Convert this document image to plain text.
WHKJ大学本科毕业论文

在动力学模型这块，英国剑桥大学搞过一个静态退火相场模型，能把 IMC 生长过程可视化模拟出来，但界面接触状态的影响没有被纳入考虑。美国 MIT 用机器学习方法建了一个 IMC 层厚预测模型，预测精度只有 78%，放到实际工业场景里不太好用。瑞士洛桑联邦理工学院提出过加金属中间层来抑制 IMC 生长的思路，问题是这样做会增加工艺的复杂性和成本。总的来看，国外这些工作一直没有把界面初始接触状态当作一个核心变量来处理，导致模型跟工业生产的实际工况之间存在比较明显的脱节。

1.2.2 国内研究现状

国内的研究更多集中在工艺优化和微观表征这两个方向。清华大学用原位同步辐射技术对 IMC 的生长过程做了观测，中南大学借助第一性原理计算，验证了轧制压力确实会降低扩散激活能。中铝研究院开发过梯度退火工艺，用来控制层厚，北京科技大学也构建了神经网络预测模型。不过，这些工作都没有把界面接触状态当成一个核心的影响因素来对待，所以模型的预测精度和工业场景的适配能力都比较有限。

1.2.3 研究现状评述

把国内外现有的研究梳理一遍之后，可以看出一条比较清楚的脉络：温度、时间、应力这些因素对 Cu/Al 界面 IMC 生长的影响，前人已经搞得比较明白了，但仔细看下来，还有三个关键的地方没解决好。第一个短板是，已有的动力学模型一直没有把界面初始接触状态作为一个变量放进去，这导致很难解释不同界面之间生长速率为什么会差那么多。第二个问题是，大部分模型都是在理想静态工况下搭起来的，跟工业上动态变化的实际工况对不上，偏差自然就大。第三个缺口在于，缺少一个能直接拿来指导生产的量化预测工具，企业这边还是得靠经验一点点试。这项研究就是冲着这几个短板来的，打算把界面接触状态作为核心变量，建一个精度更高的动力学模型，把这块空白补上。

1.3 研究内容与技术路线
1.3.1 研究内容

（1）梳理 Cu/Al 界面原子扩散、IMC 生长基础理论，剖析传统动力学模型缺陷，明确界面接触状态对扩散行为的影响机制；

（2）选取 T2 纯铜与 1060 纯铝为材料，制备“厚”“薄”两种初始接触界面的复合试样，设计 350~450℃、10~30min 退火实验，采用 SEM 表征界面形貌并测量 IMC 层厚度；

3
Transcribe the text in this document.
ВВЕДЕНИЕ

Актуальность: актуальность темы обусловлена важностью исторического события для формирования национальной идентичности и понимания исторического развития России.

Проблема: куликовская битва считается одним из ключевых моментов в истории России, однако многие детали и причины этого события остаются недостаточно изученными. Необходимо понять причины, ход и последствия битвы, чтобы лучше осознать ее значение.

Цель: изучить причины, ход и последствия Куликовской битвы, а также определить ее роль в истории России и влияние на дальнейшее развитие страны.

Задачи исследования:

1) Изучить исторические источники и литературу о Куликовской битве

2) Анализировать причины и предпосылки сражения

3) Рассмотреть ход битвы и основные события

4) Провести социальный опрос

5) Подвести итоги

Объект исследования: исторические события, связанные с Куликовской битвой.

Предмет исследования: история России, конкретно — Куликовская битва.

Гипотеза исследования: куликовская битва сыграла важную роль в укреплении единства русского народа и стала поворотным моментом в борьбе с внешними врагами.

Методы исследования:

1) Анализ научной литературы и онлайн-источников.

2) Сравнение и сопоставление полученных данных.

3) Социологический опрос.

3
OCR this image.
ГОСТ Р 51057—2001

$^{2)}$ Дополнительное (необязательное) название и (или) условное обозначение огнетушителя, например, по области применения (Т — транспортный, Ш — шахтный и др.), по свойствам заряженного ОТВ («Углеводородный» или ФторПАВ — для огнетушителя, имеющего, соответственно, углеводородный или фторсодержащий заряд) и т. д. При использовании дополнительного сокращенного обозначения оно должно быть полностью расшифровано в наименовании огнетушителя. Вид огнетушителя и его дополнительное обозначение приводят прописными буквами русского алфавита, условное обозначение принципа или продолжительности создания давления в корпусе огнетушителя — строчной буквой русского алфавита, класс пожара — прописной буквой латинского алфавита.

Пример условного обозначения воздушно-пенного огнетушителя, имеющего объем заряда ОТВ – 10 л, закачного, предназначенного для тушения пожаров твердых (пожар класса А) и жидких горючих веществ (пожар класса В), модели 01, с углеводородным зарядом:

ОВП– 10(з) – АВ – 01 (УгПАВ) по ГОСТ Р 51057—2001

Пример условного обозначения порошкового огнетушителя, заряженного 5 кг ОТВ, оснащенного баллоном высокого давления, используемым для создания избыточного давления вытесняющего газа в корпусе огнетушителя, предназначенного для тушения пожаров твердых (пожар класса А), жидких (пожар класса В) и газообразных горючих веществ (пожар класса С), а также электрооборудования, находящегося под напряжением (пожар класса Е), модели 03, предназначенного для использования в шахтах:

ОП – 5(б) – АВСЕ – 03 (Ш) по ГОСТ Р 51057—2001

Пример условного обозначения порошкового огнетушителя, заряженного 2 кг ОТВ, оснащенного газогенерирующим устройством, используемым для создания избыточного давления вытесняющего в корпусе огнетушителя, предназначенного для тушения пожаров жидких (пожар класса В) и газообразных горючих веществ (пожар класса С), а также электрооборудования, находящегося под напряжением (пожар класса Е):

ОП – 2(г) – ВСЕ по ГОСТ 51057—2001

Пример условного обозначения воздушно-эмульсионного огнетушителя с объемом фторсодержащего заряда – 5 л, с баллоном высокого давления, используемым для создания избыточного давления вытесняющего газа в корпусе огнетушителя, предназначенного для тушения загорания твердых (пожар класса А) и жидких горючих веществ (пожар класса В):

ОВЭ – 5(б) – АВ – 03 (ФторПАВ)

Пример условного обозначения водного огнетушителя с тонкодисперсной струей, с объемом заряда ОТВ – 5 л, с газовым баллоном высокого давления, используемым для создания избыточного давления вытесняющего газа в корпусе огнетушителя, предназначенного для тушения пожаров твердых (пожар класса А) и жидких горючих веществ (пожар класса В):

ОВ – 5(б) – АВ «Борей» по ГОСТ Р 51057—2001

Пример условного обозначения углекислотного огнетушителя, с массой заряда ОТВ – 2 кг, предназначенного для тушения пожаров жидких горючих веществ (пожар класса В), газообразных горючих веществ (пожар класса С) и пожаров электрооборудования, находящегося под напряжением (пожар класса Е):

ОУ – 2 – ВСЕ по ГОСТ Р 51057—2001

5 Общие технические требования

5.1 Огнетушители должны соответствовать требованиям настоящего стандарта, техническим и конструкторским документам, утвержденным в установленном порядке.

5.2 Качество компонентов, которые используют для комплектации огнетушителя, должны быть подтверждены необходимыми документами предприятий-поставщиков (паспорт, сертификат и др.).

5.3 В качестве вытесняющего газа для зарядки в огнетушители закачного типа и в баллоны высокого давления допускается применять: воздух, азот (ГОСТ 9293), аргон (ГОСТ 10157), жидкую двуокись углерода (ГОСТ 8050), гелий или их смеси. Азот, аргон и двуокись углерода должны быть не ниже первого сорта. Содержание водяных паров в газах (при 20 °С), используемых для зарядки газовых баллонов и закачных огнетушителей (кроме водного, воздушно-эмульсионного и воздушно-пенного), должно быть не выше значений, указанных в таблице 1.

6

The exercise: Reproduce every line of the material above exactly.

Result of the exercise:
Convert this document image to plain text.
WHKJ大学本科毕业论文

在动力学模型这块，英国剑桥大学搞过一个静态退火相场模型，能把 IMC 生长过程可视化模拟出来，但界面接触状态的影响没有被纳入考虑。美国 MIT 用机器学习方法建了一个 IMC 层厚预测模型，预测精度只有 78%，放到实际工业场景里不太好用。瑞士洛桑联邦理工学院提出过加金属中间层来抑制 IMC 生长的思路，问题是这样做会增加工艺的复杂性和成本。总的来看，国外这些工作一直没有把界面初始接触状态当作一个核心变量来处理，导致模型跟工业生产的实际工况之间存在比较明显的脱节。

1.2.2 国内研究现状

国内的研究更多集中在工艺优化和微观表征这两个方向。清华大学用原位同步辐射技术对 IMC 的生长过程做了观测，中南大学借助第一性原理计算，验证了轧制压力确实会降低扩散激活能。中铝研究院开发过梯度退火工艺，用来控制层厚，北京科技大学也构建了神经网络预测模型。不过，这些工作都没有把界面接触状态当成一个核心的影响因素来对待，所以模型的预测精度和工业场景的适配能力都比较有限。

1.2.3 研究现状评述

把国内外现有的研究梳理一遍之后，可以看出一条比较清楚的脉络：温度、时间、应力这些因素对 Cu/Al 界面 IMC 生长的影响，前人已经搞得比较明白了，但仔细看下来，还有三个关键的地方没解决好。第一个短板是，已有的动力学模型一直没有把界面初始接触状态作为一个变量放进去，这导致很难解释不同界面之间生长速率为什么会差那么多。第二个问题是，大部分模型都是在理想静态工况下搭起来的，跟工业上动态变化的实际工况对不上，偏差自然就大。第三个缺口在于，缺少一个能直接拿来指导生产的量化预测工具，企业这边还是得靠经验一点点试。这项研究就是冲着这几个短板来的，打算把界面接触状态作为核心变量，建一个精度更高的动力学模型，把这块空白补上。

1.3 研究内容与技术路线
1.3.1 研究内容

（1）梳理 Cu/Al 界面原子扩散、IMC 生长基础理论，剖析传统动力学模型缺陷，明确界面接触状态对扩散行为的影响机制；

（2）选取 T2 纯铜与 1060 纯铝为材料，制备“厚”“薄”两种初始接触界面的复合试样，设计 350~450℃、10~30min 退火实验，采用 SEM 表征界面形貌并测量 IMC 层厚度；

3
Transcribe the text in this document.
ВВЕДЕНИЕ

Актуальность: актуальность темы обусловлена важностью исторического события для формирования национальной идентичности и понимания исторического развития России.

Проблема: куликовская битва считается одним из ключевых моментов в истории России, однако многие детали и причины этого события остаются недостаточно изученными. Необходимо понять причины, ход и последствия битвы, чтобы лучше осознать ее значение.

Цель: изучить причины, ход и последствия Куликовской битвы, а также определить ее роль в истории России и влияние на дальнейшее развитие страны.

Задачи исследования:

1) Изучить исторические источники и литературу о Куликовской битве

2) Анализировать причины и предпосылки сражения

3) Рассмотреть ход битвы и основные события

4) Провести социальный опрос

5) Подвести итоги

Объект исследования: исторические события, связанные с Куликовской битвой.

Предмет исследования: история России, конкретно — Куликовская битва.

Гипотеза исследования: куликовская битва сыграла важную роль в укреплении единства русского народа и стала поворотным моментом в борьбе с внешними врагами.

Методы исследования:

1) Анализ научной литературы и онлайн-источников.

2) Сравнение и сопоставление полученных данных.

3) Социологический опрос.

3
OCR this image.
ГОСТ Р 51057—2001

$^{2)}$ Дополнительное (необязательное) название и (или) условное обозначение огнетушителя, например, по области применения (Т — транспортный, Ш — шахтный и др.), по свойствам заряженного ОТВ («Углеводородный» или ФторПАВ — для огнетушителя, имеющего, соответственно, углеводородный или фторсодержащий заряд) и т. д. При использовании дополнительного сокращенного обозначения оно должно быть полностью расшифровано в наименовании огнетушителя. Вид огнетушителя и его дополнительное обозначение приводят прописными буквами русского алфавита, условное обозначение принципа или продолжительности создания давления в корпусе огнетушителя — строчной буквой русского алфавита, класс пожара — прописной буквой латинского алфавита.

Пример условного обозначения воздушно-пенного огнетушителя, имеющего объем заряда ОТВ – 10 л, закачного, предназначенного для тушения пожаров твердых (пожар класса А) и жидких горючих веществ (пожар класса В), модели 01, с углеводородным зарядом:

ОВП– 10(з) – АВ – 01 (УгПАВ) по ГОСТ Р 51057—2001

Пример условного обозначения порошкового огнетушителя, заряженного 5 кг ОТВ, оснащенного баллоном высокого давления, используемым для создания избыточного давления вытесняющего газа в корпусе огнетушителя, предназначенного для тушения пожаров твердых (пожар класса А), жидких (пожар класса В) и газообразных горючих веществ (пожар класса С), а также электрооборудования, находящегося под напряжением (пожар класса Е), модели 03, предназначенного для использования в шахтах:

ОП – 5(б) – АВСЕ – 03 (Ш) по ГОСТ Р 51057—2001

Пример условного обозначения порошкового огнетушителя, заряженного 2 кг ОТВ, оснащенного газогенерирующим устройством, используемым для создания избыточного давления вытесняющего в корпусе огнетушителя, предназначенного для тушения пожаров жидких (пожар класса В) и газообразных горючих веществ (пожар класса С), а также электрооборудования, находящегося под напряжением (пожар класса Е):

ОП – 2(г) – ВСЕ по ГОСТ 51057—2001

Пример условного обозначения воздушно-эмульсионного огнетушителя с объемом фторсодержащего заряда – 5 л, с баллоном высокого давления, используемым для создания избыточного давления вытесняющего газа в корпусе огнетушителя, предназначенного для тушения загорания твердых (пожар класса А) и жидких горючих веществ (пожар класса В):

ОВЭ – 5(б) – АВ – 03 (ФторПАВ)

Пример условного обозначения водного огнетушителя с тонкодисперсной струей, с объемом заряда ОТВ – 5 л, с газовым баллоном высокого давления, используемым для создания избыточного давления вытесняющего газа в корпусе огнетушителя, предназначенного для тушения пожаров твердых (пожар класса А) и жидких горючих веществ (пожар класса В):

ОВ – 5(б) – АВ «Борей» по ГОСТ Р 51057—2001

Пример условного обозначения углекислотного огнетушителя, с массой заряда ОТВ – 2 кг, предназначенного для тушения пожаров жидких горючих веществ (пожар класса В), газообразных горючих веществ (пожар класса С) и пожаров электрооборудования, находящегося под напряжением (пожар класса Е):

ОУ – 2 – ВСЕ по ГОСТ Р 51057—2001

5 Общие технические требования

5.1 Огнетушители должны соответствовать требованиям настоящего стандарта, техническим и конструкторским документам, утвержденным в установленном порядке.

5.2 Качество компонентов, которые используют для комплектации огнетушителя, должны быть подтверждены необходимыми документами предприятий-поставщиков (паспорт, сертификат и др.).

5.3 В качестве вытесняющего газа для зарядки в огнетушители закачного типа и в баллоны высокого давления допускается применять: воздух, азот (ГОСТ 9293), аргон (ГОСТ 10157), жидкую двуокись углерода (ГОСТ 8050), гелий или их смеси. Азот, аргон и двуокись углерода должны быть не ниже первого сорта. Содержание водяных паров в газах (при 20 °С), используемых для зарядки газовых баллонов и закачных огнетушителей (кроме водного, воздушно-эмульсионного и воздушно-пенного), должно быть не выше значений, указанных в таблице 1.

6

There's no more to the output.